• **What you will do**
Copy out the forum thread on living within a fixed retirement income word for word, from start to finish.

I worked for the county so my retirement/disability is more than social security. I am not complaining, but it in no way allows me to keep my suburban home, get a new car, etc. It is not doable.

Thus, knowing exactly what I have to live on, and that it is not going to change much in the future, I am looking to build a life that allows me to have everything I want and need on that income.

As I posted before, I am looking at existing Amish Farms for sale in low tax areas. Looking at ideas to insure our energy needs without relying on the system. 

Just today my adult son came over and played cards with the baby ( six ), that was much more fun than paying $50.00 for us all to see a movie and popcorn. 

I am appreciative of this thread and will be headed to the library ( or half price books ) to get the books suggested.


----------



## flayer (Jan 15, 2011)

*Ayup*

 I was being funny, but still, if I can't find cash to set up an emergency cache of food and water I don't see what is wrong with charging it and being prepared. A piecemeal effort will get me prepared in a yr or two of scrimping or.. I can be set for say 6 months within a week or so and have the peace of mind...I can't eat credit though I have more than is safe, neither can the 4 people who depend on me for their lives.


----------



## TimB (Nov 11, 2008)

Immolatus said:


> I couldnt agree more, but at least around here, someones got to do it. Everyone thinks Im nuts, and Im ok with that.
> 
> When we refer to 'zombies' we are referring to the hordes of people who will be without. If it comes to the point where there are massive food shortages, then the people who cant fend for themselves will become rampaging hordes, looting and pillaging everything they can to survive.

• **Provided data**

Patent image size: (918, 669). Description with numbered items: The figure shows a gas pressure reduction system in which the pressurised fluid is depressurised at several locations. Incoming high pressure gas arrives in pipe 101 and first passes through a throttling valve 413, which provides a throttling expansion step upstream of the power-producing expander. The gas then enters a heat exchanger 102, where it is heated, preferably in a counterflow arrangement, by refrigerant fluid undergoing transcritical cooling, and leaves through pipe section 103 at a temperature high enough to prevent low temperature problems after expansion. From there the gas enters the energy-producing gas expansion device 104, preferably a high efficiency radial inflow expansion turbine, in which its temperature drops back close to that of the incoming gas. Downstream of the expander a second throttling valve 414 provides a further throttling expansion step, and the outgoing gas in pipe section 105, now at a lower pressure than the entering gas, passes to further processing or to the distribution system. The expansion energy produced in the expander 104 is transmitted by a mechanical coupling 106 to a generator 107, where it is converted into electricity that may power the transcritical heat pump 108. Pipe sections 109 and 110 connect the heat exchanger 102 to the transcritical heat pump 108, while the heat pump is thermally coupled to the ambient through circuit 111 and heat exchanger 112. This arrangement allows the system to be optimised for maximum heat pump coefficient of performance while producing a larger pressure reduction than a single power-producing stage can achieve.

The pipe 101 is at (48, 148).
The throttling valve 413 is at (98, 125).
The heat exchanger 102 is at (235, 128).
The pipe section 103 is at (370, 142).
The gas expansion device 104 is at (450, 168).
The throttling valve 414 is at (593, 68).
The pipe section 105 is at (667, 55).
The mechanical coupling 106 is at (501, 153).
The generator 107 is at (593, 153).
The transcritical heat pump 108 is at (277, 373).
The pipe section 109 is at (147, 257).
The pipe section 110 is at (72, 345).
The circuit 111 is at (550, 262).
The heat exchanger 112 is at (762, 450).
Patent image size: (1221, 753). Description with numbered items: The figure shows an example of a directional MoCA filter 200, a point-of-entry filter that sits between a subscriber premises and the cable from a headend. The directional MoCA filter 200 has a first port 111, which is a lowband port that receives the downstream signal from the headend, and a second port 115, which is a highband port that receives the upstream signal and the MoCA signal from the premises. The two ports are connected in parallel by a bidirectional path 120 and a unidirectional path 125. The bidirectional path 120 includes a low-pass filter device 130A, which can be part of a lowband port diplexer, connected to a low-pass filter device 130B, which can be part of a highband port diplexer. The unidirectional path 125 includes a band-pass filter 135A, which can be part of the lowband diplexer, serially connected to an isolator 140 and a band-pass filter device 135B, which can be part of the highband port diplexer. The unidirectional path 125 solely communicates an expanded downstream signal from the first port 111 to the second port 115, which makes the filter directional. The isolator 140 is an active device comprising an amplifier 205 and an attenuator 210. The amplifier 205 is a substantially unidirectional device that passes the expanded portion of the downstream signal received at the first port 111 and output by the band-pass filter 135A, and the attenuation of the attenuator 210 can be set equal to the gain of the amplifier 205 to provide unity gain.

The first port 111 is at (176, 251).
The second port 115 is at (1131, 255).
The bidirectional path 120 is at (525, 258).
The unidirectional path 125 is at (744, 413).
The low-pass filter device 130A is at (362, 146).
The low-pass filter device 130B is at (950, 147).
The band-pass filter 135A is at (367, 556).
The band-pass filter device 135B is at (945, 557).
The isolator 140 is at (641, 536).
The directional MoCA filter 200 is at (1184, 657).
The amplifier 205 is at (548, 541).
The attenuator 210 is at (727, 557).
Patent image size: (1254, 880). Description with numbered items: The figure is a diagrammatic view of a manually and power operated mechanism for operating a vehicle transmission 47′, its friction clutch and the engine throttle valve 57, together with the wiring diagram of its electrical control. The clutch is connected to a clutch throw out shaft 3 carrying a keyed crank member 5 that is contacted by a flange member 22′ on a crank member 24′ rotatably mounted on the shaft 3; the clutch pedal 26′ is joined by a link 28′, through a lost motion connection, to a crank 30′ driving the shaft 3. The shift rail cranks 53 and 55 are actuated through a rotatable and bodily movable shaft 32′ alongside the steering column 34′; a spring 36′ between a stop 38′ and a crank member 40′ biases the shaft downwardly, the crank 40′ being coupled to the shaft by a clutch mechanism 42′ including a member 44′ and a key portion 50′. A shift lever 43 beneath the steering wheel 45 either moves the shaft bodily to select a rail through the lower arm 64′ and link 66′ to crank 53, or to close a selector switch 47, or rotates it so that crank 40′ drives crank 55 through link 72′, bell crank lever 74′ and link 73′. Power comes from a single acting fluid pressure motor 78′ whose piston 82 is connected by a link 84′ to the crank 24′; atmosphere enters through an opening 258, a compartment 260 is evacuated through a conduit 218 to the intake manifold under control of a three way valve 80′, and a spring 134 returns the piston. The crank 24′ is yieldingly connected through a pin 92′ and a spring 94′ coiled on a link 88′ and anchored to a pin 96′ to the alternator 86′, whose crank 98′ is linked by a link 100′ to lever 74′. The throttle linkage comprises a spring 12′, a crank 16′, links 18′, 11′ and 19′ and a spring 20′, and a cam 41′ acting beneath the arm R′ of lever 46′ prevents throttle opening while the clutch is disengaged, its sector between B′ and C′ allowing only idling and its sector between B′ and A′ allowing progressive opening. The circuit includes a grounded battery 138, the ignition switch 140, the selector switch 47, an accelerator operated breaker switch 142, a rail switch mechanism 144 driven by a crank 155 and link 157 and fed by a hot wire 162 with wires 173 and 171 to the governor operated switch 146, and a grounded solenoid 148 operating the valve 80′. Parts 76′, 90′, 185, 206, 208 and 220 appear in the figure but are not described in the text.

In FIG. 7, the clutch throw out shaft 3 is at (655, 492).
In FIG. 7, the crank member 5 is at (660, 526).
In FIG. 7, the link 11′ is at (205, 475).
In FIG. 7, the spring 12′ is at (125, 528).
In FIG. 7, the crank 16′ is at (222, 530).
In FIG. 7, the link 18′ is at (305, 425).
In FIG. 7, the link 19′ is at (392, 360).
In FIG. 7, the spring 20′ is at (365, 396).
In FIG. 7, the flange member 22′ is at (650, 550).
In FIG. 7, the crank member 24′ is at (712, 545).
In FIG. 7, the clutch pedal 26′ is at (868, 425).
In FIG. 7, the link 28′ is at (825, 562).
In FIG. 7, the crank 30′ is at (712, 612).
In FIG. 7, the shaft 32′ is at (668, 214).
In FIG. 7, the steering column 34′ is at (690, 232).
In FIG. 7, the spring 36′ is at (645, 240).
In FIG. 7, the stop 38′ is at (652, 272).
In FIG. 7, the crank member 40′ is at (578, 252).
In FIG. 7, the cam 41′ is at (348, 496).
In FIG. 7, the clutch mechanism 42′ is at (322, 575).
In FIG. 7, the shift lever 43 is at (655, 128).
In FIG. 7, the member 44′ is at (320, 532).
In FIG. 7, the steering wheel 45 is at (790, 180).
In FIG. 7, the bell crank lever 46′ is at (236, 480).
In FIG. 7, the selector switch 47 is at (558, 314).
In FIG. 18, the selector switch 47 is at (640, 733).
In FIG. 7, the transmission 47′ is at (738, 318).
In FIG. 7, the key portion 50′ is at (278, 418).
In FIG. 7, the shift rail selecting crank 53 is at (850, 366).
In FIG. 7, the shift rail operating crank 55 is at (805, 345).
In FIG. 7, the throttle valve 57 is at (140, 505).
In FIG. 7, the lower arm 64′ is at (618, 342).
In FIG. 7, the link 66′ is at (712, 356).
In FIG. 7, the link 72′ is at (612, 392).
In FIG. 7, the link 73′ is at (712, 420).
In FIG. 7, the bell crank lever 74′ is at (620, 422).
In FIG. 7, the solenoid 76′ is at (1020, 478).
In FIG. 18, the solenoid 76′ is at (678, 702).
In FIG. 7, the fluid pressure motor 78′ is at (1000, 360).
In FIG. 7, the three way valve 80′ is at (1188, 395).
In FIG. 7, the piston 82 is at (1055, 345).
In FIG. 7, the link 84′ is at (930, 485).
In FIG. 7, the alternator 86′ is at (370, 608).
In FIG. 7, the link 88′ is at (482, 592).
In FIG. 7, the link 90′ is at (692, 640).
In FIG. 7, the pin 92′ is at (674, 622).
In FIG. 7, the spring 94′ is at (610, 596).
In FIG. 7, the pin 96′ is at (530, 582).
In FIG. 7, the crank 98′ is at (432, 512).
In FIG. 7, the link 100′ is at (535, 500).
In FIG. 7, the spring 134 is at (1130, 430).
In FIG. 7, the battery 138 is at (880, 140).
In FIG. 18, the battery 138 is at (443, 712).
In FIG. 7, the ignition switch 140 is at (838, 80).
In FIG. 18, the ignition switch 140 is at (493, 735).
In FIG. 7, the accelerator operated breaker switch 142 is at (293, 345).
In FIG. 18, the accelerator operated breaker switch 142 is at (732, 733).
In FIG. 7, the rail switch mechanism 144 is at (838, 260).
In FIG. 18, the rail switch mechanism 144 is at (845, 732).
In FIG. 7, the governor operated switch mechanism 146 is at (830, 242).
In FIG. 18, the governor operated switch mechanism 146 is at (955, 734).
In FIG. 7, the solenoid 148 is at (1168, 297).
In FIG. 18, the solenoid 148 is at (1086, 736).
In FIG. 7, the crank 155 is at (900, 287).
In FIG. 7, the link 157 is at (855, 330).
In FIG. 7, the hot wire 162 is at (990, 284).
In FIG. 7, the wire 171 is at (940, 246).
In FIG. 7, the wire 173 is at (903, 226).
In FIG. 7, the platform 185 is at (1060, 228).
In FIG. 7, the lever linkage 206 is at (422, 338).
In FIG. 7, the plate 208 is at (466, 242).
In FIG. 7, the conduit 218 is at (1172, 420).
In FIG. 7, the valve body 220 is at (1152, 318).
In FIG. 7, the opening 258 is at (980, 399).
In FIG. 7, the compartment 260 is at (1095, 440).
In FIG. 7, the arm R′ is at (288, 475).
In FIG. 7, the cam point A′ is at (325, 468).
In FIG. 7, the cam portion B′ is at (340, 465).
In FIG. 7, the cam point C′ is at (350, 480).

• **Result of the exercise**
I worked for the county so my retirement/disability is more than social security. I am not complaining, but it in no way allows me to keep my suburban home, get a new car, etc. It is not doable.

Thus, knowing exactly what I have to live on, and that it is not going to change much in the future, I am looking to build a life that allows me to have everything I want and need on that income.

As I posted before, I am looking at existing Amish Farms for sale in low tax areas. Looking at ideas to insure our energy needs without relying on the system. 

Just today my adult son came over and played cards with the baby ( six ), that was much more fun than paying $50.00 for us all to see a movie and popcorn. 

I am appreciative of this thread and will be headed to the library ( or half price books ) to get the books suggested.


----------



## flayer (Jan 15, 2011)

*Ayup*

 I was being funny, but still, if I can't find cash to set up an emergency cache of food and water I don't see what is wrong with charging it and being prepared. A piecemeal effort will get me prepared in a yr or two of scrimping or.. I can be set for say 6 months within a week or so and have the peace of mind...I can't eat credit though I have more than is safe, neither can the 4 people who depend on me for their lives.


----------



## TimB (Nov 11, 2008)

Immolatus said:


> I couldnt agree more, but at least around here, someones got to do it. Everyone thinks Im nuts, and Im ok with that.
> 
> When we refer to 'zombies' we are referring to the hordes of people who will be without. If it comes to the point where there are massive food shortages, then the people who cant fend for themselves will become rampaging hordes, looting and pillaging everything they can to survive.